_Short problem_:
Every record here needs to be written out again exactly.
*****
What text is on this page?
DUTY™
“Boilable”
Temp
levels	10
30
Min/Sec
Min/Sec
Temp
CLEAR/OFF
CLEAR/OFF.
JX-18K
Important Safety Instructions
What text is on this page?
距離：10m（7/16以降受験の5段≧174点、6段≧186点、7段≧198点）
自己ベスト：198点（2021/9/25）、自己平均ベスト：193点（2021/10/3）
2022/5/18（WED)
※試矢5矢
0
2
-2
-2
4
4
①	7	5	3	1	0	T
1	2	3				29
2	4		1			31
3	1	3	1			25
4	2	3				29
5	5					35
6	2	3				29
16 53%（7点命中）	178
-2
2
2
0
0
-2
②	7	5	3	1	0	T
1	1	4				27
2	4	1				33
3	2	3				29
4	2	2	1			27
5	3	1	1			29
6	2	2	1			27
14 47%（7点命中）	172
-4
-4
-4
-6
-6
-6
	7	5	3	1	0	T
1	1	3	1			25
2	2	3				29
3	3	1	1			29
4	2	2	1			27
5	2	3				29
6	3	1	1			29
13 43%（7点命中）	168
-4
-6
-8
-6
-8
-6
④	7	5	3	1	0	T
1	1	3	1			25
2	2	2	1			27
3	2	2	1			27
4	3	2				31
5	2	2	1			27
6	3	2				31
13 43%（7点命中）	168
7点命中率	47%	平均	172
*****
_Task output_:
What text is on this page?
DUTY™
“Boilable”
Temp
levels	10
30
Min/Sec
Min/Sec
Temp
CLEAR/OFF
CLEAR/OFF.
JX-18K
Important Safety Instructions
What text is on this page?
距離：10m（7/16以降受験の5段≧174点、6段≧186点、7段≧198点）
自己ベスト：198点（2021/9/25）、自己平均ベスト：193点（2021/10/3）
2022/5/18（WED)
※試矢5矢
0
2
-2
-2
4
4
①	7	5	3	1	0	T
1	2	3				29
2	4		1			31
3	1	3	1			25
4	2	3				29
5	5					35
6	2	3				29
16 53%（7点命中）	178
-2
2
2
0
0
-2
②	7	5	3	1	0	T
1	1	4				27
2	4	1				33
3	2	3				29
4	2	2	1			27
5	3	1	1			29
6	2	2	1			27
14 47%（7点命中）	172
-4
-4
-4
-6
-6
-6
	7	5	3	1	0	T
1	1	3	1			25
2	2	3				29
3	3	1	1			29
4	2	2	1			27
5	2	3				29
6	3	1	1			29
13 43%（7点命中）	168
-4
-6
-8
-6
-8
-6
④	7	5	3	1	0	T
1	1	3	1			25
2	2	2	1			27
3	2	2	1			27
4	3	2				31
5	2	2	1			27
6	3	2				31
13 43%（7点命中）	168
7点命中率	47%	平均	172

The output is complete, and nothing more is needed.